TASK REQUIREMENTS – Give the number of lines containing the word "设计学类" and nothing more.
<<<<
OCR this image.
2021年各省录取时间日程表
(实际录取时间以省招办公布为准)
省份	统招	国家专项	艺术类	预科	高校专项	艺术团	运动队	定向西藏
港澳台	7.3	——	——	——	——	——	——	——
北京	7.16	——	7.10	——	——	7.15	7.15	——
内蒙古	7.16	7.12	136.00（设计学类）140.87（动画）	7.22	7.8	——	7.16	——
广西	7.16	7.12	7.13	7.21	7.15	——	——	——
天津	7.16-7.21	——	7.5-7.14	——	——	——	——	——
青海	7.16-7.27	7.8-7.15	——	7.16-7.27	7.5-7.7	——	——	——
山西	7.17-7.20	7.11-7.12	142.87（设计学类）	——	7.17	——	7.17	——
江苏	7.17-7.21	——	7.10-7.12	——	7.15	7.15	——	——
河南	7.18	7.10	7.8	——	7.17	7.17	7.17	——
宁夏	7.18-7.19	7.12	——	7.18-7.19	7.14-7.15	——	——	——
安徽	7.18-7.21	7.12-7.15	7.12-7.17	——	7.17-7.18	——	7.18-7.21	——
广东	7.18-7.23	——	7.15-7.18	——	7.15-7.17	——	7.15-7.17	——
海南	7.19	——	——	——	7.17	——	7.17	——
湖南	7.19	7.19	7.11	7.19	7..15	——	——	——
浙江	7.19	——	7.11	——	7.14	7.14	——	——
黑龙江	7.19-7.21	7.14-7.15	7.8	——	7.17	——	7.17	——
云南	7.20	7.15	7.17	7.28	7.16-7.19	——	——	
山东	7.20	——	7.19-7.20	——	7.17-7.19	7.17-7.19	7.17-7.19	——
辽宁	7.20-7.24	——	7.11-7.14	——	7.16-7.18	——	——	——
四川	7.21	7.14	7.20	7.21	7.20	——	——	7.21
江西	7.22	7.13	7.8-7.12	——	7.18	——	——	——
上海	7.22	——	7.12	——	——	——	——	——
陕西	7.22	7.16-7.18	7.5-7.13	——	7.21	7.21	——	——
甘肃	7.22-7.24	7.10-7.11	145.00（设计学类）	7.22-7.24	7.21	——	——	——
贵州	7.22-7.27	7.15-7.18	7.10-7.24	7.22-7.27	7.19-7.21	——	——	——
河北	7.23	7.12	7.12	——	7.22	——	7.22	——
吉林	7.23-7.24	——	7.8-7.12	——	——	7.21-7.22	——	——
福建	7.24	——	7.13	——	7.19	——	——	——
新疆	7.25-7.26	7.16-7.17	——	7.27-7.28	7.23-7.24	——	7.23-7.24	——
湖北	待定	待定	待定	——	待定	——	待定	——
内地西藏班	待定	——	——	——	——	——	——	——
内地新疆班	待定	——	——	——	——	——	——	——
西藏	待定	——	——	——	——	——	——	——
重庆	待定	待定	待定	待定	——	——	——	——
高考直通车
>>>>
RESULT FOR THIS EXERCISE – 3